Exercise details:
Find and return each line containing "title".

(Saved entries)
┏━━

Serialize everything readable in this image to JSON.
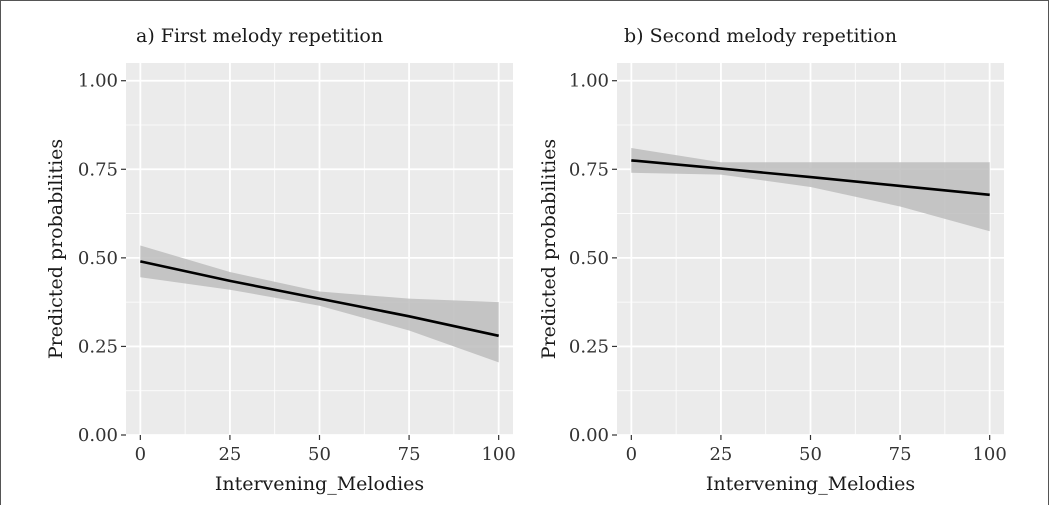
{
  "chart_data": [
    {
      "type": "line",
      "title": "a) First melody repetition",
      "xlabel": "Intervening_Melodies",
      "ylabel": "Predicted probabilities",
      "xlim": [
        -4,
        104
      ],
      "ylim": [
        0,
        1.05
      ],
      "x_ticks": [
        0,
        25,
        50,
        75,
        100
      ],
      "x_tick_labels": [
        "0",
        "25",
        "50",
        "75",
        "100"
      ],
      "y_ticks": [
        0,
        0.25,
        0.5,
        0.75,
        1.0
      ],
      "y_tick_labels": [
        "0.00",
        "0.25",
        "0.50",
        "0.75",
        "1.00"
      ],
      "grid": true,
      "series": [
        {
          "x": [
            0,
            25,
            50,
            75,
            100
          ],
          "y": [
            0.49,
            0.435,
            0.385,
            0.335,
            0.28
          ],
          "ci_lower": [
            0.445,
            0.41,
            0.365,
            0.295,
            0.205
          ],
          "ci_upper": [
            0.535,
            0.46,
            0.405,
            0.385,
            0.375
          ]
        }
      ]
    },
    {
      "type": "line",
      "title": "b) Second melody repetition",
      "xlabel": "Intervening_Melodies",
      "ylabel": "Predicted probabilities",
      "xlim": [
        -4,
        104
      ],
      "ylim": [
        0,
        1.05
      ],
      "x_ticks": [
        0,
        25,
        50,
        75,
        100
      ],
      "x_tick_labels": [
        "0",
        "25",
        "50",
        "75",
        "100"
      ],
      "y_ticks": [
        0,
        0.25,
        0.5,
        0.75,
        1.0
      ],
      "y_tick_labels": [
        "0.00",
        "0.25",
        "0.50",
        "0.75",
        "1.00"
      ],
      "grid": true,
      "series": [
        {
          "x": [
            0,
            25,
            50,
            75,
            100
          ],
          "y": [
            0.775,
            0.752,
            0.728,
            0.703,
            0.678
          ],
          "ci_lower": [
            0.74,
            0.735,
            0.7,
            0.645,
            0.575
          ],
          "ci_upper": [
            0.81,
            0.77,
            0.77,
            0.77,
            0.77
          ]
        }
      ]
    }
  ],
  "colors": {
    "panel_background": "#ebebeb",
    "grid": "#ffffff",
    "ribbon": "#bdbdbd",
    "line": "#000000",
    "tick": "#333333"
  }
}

┗━━
┏━━

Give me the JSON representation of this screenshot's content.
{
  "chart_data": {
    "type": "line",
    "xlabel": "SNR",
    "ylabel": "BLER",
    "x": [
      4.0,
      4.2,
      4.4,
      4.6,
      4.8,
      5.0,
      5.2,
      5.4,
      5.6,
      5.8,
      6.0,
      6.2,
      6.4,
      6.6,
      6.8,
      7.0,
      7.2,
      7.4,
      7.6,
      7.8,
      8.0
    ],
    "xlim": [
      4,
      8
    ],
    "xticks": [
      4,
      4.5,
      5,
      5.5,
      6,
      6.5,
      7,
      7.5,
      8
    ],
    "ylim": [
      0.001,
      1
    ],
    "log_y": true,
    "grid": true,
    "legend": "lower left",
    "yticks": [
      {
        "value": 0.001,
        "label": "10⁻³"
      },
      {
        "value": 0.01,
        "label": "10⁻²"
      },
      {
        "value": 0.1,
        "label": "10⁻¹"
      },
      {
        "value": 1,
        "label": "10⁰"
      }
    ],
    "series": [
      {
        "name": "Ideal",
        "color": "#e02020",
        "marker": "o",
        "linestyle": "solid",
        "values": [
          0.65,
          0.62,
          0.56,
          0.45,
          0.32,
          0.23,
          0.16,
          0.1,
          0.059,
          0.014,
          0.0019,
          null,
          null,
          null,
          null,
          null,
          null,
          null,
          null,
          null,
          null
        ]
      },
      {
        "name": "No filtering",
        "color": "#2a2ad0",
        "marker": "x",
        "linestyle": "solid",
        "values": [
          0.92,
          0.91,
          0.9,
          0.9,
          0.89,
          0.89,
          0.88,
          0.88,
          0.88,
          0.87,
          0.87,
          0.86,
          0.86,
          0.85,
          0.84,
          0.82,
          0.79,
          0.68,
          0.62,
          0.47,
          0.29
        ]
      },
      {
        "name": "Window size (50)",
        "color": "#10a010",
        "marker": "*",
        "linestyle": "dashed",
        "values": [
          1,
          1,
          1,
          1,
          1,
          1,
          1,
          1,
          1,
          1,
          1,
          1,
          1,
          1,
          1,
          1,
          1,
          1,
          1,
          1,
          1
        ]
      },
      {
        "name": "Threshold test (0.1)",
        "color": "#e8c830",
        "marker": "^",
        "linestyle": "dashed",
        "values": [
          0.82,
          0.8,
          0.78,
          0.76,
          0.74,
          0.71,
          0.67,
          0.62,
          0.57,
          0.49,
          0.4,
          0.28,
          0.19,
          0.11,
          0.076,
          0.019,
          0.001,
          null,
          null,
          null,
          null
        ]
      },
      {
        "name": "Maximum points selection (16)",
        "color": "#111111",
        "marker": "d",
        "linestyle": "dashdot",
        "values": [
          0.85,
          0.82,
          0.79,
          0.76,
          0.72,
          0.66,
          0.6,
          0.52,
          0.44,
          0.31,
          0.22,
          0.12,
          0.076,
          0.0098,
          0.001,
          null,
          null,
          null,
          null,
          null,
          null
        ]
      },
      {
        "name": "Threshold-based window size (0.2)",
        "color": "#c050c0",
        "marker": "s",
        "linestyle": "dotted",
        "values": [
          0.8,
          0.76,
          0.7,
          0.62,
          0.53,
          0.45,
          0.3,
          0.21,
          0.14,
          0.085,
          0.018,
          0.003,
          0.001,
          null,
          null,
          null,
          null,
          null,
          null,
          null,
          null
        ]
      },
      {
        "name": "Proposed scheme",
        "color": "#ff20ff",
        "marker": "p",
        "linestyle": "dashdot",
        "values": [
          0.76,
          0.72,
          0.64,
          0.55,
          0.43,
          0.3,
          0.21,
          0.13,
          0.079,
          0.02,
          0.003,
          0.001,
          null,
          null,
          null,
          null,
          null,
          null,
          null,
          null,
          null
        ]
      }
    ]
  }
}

┗━━

Solution to this task:
      "title": "a) First melody repetition",
      "title": "b) Second melody repetition",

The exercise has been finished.